* [Requirement] Transcribe the material in full. Nothing should differ except that the pictures are left out.

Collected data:
'''
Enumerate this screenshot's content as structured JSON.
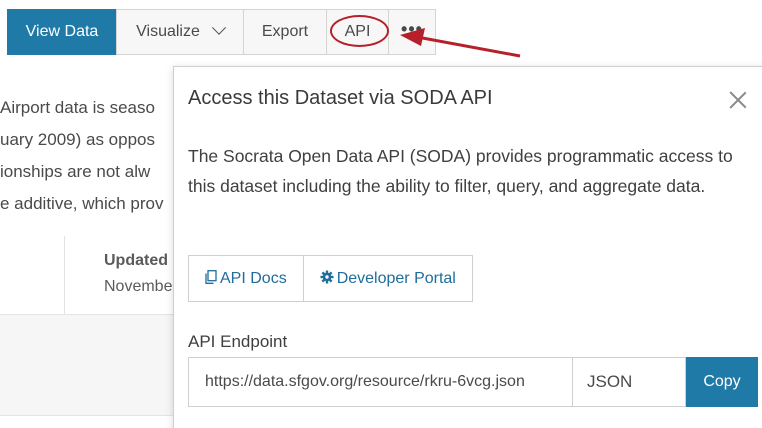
{
  "toolbar": {
    "view_data": "View Data",
    "visualize": "Visualize",
    "export": "Export",
    "api": "API",
    "more": "•••"
  },
  "background": {
    "lines": [
      "Airport data is seaso",
      "uary 2009) as oppos",
      "ionships are not alw",
      "e additive, which prov"
    ],
    "updated_label": "Updated",
    "updated_value": "Novembe"
  },
  "modal": {
    "title": "Access this Dataset via SODA API",
    "description": "The Socrata Open Data API (SODA) provides programmatic access to this dataset including the ability to filter, query, and aggregate data.",
    "api_docs_label": "API Docs",
    "developer_portal_label": "Developer Portal",
    "endpoint_label": "API Endpoint",
    "endpoint_url": "https://data.sfgov.org/resource/rkru-6vcg.json",
    "format": "JSON",
    "copy_label": "Copy"
  },
  "colors": {
    "primary": "#1f7aa8",
    "link": "#1f6d9b",
    "annotation": "#b5202a"
  },
  "icons": [
    "chevron-down-icon",
    "more-icon",
    "close-icon",
    "document-icon",
    "gear-icon",
    "arrow-annotation"
  ]
}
'''
* [Exercise solution]
Enumerate this screenshot's content as structured JSON.
{
  "toolbar": {
    "view_data": "View Data",
    "visualize": "Visualize",
    "export": "Export",
    "api": "API",
    "more": "•••"
  },
  "background": {
    "lines": [
      "Airport data is seaso",
      "uary 2009) as oppos",
      "ionships are not alw",
      "e additive, which prov"
    ],
    "updated_label": "Updated",
    "updated_value": "Novembe"
  },
  "modal": {
    "title": "Access this Dataset via SODA API",
    "description": "The Socrata Open Data API (SODA) provides programmatic access to this dataset including the ability to filter, query, and aggregate data.",
    "api_docs_label": "API Docs",
    "developer_portal_label": "Developer Portal",
    "endpoint_label": "API Endpoint",
    "endpoint_url": "https://data.sfgov.org/resource/rkru-6vcg.json",
    "format": "JSON",
    "copy_label": "Copy"
  },
  "colors": {
    "primary": "#1f7aa8",
    "link": "#1f6d9b",
    "annotation": "#b5202a"
  },
  "icons": [
    "chevron-down-icon",
    "more-icon",
    "close-icon",
    "document-icon",
    "gear-icon",
    "arrow-annotation"
  ]
}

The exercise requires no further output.